## start Record excerpts

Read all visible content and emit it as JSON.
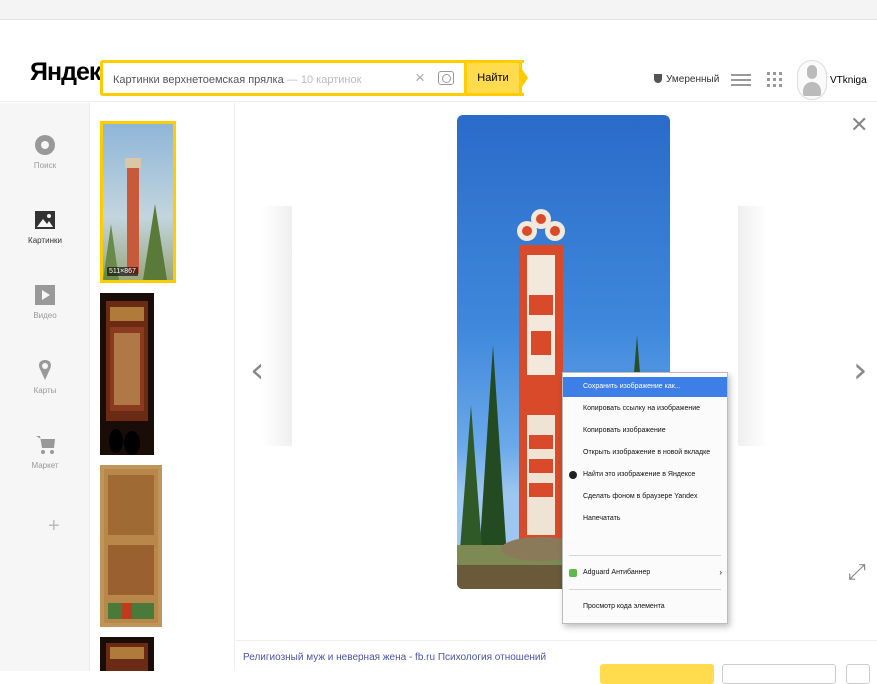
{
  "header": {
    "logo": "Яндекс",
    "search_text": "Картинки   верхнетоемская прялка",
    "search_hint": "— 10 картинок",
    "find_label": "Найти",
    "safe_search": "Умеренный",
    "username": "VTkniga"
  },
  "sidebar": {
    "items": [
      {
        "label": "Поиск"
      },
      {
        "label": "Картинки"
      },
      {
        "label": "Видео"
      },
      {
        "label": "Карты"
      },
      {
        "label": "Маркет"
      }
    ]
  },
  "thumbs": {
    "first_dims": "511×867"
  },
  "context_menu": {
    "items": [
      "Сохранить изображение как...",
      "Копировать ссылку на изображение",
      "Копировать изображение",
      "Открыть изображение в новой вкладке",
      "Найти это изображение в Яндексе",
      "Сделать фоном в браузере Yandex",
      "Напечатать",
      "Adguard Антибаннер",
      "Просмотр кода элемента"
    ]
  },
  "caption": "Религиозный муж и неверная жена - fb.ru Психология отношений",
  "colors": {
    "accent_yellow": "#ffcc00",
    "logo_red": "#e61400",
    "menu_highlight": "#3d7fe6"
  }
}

## end Record excerpts
## start Record excerpts

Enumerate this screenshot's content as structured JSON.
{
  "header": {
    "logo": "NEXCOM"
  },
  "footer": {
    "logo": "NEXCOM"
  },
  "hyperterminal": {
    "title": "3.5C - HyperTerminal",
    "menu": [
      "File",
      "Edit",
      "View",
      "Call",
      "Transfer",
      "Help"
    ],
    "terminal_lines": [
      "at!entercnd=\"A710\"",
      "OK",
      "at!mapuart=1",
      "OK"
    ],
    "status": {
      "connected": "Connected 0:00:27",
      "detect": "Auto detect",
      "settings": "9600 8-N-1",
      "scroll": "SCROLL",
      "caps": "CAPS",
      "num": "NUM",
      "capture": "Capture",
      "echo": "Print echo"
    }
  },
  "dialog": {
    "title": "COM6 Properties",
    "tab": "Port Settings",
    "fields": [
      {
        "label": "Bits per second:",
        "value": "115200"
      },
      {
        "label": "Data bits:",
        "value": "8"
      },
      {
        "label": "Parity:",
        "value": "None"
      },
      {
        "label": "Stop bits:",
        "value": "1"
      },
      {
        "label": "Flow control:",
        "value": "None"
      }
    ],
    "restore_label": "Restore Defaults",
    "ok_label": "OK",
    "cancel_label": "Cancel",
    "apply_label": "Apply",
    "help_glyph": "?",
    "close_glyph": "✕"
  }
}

## end Record excerpts

== Set problem ==
Pick out every line holding the string "JSON" and return it.

== Complete output ==
Read all visible content and emit it as JSON.
Enumerate this screenshot's content as structured JSON.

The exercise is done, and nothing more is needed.